What the task asks
Duplicate the following lines without changes, starting at the first line of the items and ending at the line that contains "psf-spikes [612,4,800,193]".

Given entries
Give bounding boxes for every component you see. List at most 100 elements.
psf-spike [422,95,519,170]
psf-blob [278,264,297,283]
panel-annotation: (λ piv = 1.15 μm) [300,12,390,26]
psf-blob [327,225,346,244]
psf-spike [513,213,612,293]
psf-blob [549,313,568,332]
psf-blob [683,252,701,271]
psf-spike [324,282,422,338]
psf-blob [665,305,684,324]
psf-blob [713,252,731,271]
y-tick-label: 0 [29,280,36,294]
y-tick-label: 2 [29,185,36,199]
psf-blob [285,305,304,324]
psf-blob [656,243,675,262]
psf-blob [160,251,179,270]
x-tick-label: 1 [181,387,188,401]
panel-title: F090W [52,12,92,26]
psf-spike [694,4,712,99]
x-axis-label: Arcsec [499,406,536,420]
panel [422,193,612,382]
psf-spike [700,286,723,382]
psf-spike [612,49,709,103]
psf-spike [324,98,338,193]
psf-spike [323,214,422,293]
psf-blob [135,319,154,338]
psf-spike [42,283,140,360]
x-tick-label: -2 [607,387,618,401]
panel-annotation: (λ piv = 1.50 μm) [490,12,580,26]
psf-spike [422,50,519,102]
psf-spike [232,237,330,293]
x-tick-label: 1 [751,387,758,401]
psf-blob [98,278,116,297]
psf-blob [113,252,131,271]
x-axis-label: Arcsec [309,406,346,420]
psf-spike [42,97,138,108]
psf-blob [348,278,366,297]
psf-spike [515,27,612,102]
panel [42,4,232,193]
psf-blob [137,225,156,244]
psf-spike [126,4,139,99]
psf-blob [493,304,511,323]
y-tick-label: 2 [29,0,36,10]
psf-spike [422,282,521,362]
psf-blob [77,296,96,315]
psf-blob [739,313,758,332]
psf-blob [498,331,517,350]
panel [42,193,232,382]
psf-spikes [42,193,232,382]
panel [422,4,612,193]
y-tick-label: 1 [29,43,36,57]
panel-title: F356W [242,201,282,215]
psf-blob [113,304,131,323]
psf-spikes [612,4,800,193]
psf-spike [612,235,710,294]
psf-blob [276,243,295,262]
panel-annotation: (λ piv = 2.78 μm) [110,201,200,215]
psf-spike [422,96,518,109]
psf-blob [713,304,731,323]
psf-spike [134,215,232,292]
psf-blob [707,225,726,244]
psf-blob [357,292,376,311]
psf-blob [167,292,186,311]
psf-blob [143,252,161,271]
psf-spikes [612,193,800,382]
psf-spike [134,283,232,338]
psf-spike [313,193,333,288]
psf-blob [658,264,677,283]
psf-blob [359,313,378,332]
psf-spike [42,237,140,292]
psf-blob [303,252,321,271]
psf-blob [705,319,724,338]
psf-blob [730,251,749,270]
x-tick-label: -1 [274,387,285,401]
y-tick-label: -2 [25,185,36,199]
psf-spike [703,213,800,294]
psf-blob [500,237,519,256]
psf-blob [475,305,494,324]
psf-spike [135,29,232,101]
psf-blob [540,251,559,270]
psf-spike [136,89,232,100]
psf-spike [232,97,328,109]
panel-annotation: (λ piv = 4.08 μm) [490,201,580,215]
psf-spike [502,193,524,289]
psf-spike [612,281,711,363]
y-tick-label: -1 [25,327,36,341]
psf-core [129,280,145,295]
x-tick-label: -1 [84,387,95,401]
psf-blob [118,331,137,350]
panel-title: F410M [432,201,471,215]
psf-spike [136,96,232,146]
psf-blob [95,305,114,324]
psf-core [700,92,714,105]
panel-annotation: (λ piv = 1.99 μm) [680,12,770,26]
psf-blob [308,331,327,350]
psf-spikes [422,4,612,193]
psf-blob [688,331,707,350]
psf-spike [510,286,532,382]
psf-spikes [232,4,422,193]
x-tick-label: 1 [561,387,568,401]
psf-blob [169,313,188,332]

Exercise result
Give bounding boxes for every component you see. List at most 100 elements.
psf-spike [422,95,519,170]
psf-blob [278,264,297,283]
panel-annotation: (λ piv = 1.15 μm) [300,12,390,26]
psf-blob [327,225,346,244]
psf-spike [513,213,612,293]
psf-blob [549,313,568,332]
psf-blob [683,252,701,271]
psf-spike [324,282,422,338]
psf-blob [665,305,684,324]
psf-blob [713,252,731,271]
y-tick-label: 0 [29,280,36,294]
y-tick-label: 2 [29,185,36,199]
psf-blob [285,305,304,324]
psf-blob [656,243,675,262]
psf-blob [160,251,179,270]
x-tick-label: 1 [181,387,188,401]
panel-title: F090W [52,12,92,26]
psf-spike [694,4,712,99]
x-axis-label: Arcsec [499,406,536,420]
panel [422,193,612,382]
psf-spike [700,286,723,382]
psf-spike [612,49,709,103]
psf-spike [324,98,338,193]
psf-spike [323,214,422,293]
psf-blob [135,319,154,338]
psf-spike [42,283,140,360]
x-tick-label: -2 [607,387,618,401]
panel-annotation: (λ piv = 1.50 μm) [490,12,580,26]
psf-spike [422,50,519,102]
psf-spike [232,237,330,293]
x-tick-label: 1 [751,387,758,401]
psf-blob [98,278,116,297]
psf-blob [113,252,131,271]
x-axis-label: Arcsec [309,406,346,420]
psf-spike [42,97,138,108]
psf-blob [348,278,366,297]
psf-spike [515,27,612,102]
panel [42,4,232,193]
psf-blob [137,225,156,244]
psf-spike [126,4,139,99]
psf-blob [493,304,511,323]
y-tick-label: 2 [29,0,36,10]
psf-spike [422,282,521,362]
psf-blob [77,296,96,315]
psf-blob [739,313,758,332]
psf-blob [498,331,517,350]
panel [42,193,232,382]
psf-spikes [42,193,232,382]
panel [422,4,612,193]
y-tick-label: 1 [29,43,36,57]
panel-title: F356W [242,201,282,215]
psf-blob [113,304,131,323]
psf-spikes [612,4,800,193]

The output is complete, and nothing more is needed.